Source data =>
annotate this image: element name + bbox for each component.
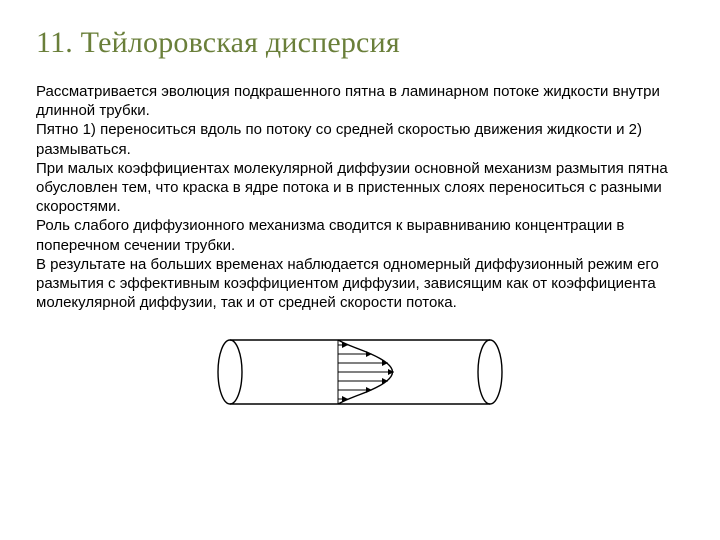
body-text: Рассматривается эволюция подкрашенного п… xyxy=(36,82,676,312)
diagram-container xyxy=(36,336,684,408)
page-title: 11. Тейлоровская дисперсия xyxy=(36,26,684,60)
tube-flow-diagram xyxy=(214,336,506,408)
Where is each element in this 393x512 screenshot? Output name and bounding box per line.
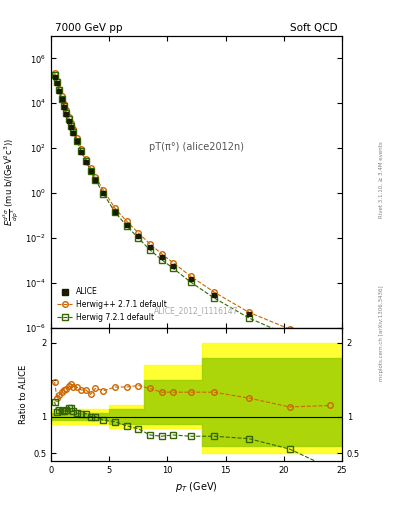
Text: Rivet 3.1.10, ≥ 3.4M events: Rivet 3.1.10, ≥ 3.4M events [379, 141, 384, 218]
X-axis label: $p_T$ (GeV): $p_T$ (GeV) [175, 480, 218, 494]
Text: mcplots.cern.ch [arXiv:1306.3436]: mcplots.cern.ch [arXiv:1306.3436] [379, 285, 384, 380]
Legend: ALICE, Herwig++ 2.7.1 default, Herwig 7.2.1 default: ALICE, Herwig++ 2.7.1 default, Herwig 7.… [55, 285, 169, 324]
Text: ALICE_2012_I1116147: ALICE_2012_I1116147 [154, 306, 239, 315]
Y-axis label: Ratio to ALICE: Ratio to ALICE [18, 365, 28, 424]
Y-axis label: $E\frac{d^3\sigma}{dp^3}$ (mu b/(GeV$^2$c$^3$)): $E\frac{d^3\sigma}{dp^3}$ (mu b/(GeV$^2$… [1, 138, 20, 226]
Text: pT(π°) (alice2012n): pT(π°) (alice2012n) [149, 142, 244, 152]
Text: Soft QCD: Soft QCD [290, 23, 338, 33]
Text: 7000 GeV pp: 7000 GeV pp [55, 23, 123, 33]
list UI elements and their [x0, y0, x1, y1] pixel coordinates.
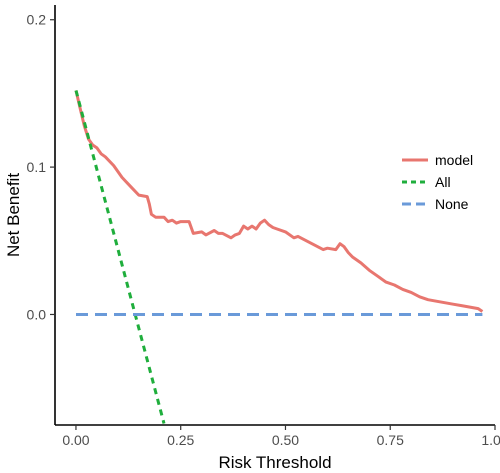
- legend-label-none: None: [435, 196, 469, 212]
- y-tick-label: 0.2: [27, 12, 47, 28]
- x-tick-label: 0.25: [167, 432, 194, 448]
- legend-label-model: model: [435, 152, 473, 168]
- x-tick-label: 1.00: [481, 432, 500, 448]
- x-tick-label: 0.00: [62, 432, 89, 448]
- x-axis-title: Risk Threshold: [218, 453, 331, 472]
- y-tick-label: 0.0: [27, 306, 47, 322]
- plot-area: [74, 90, 484, 424]
- series-line-model: [74, 90, 484, 313]
- x-tick-label: 0.50: [272, 432, 299, 448]
- ticks: 0.00 0.25 0.50 0.75 1.00 0.0 0.1 0.2: [27, 12, 500, 448]
- axes: [54, 5, 495, 426]
- legend: model All None: [402, 152, 473, 212]
- y-tick-label: 0.1: [27, 159, 47, 175]
- legend-label-all: All: [435, 174, 451, 190]
- y-axis-title: Net Benefit: [4, 173, 23, 257]
- x-tick-label: 0.75: [377, 432, 404, 448]
- series-line-all: [74, 90, 166, 424]
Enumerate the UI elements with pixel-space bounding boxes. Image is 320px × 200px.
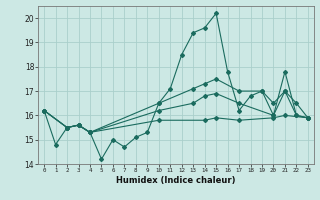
X-axis label: Humidex (Indice chaleur): Humidex (Indice chaleur) xyxy=(116,176,236,185)
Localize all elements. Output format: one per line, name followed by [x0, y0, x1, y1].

Given request => Reproduce the listing starting at the line containing "list UI elements" and ending at the line containing "- series-line-all: [74, 90, 166, 424]", with "pixel coordinates" changed to "coordinates in pixels" and everything else left as it is. Omit the pictures from your answer.

Result of the exercise =>
list UI elements and their [x0, y0, x1, y1] coordinates in pixels.
- legend-label-none: None: [435, 196, 469, 212]
- y-tick-label: 0.2: [27, 12, 47, 28]
- x-tick-label: 0.25: [167, 432, 194, 448]
- legend-label-model: model: [435, 152, 473, 168]
- x-tick-label: 1.00: [481, 432, 500, 448]
- x-tick-label: 0.00: [62, 432, 89, 448]
- x-axis-title: Risk Threshold: [218, 453, 331, 472]
- y-tick-label: 0.0: [27, 306, 47, 322]
- plot-area: [74, 90, 484, 424]
- series-line-model: [74, 90, 484, 313]
- x-tick-label: 0.50: [272, 432, 299, 448]
- ticks: 0.00 0.25 0.50 0.75 1.00 0.0 0.1 0.2: [27, 12, 500, 448]
- axes: [54, 5, 495, 426]
- legend: model All None: [402, 152, 473, 212]
- y-tick-label: 0.1: [27, 159, 47, 175]
- legend-label-all: All: [435, 174, 451, 190]
- y-axis-title: Net Benefit: [4, 173, 23, 257]
- x-tick-label: 0.75: [377, 432, 404, 448]
- series-line-all: [74, 90, 166, 424]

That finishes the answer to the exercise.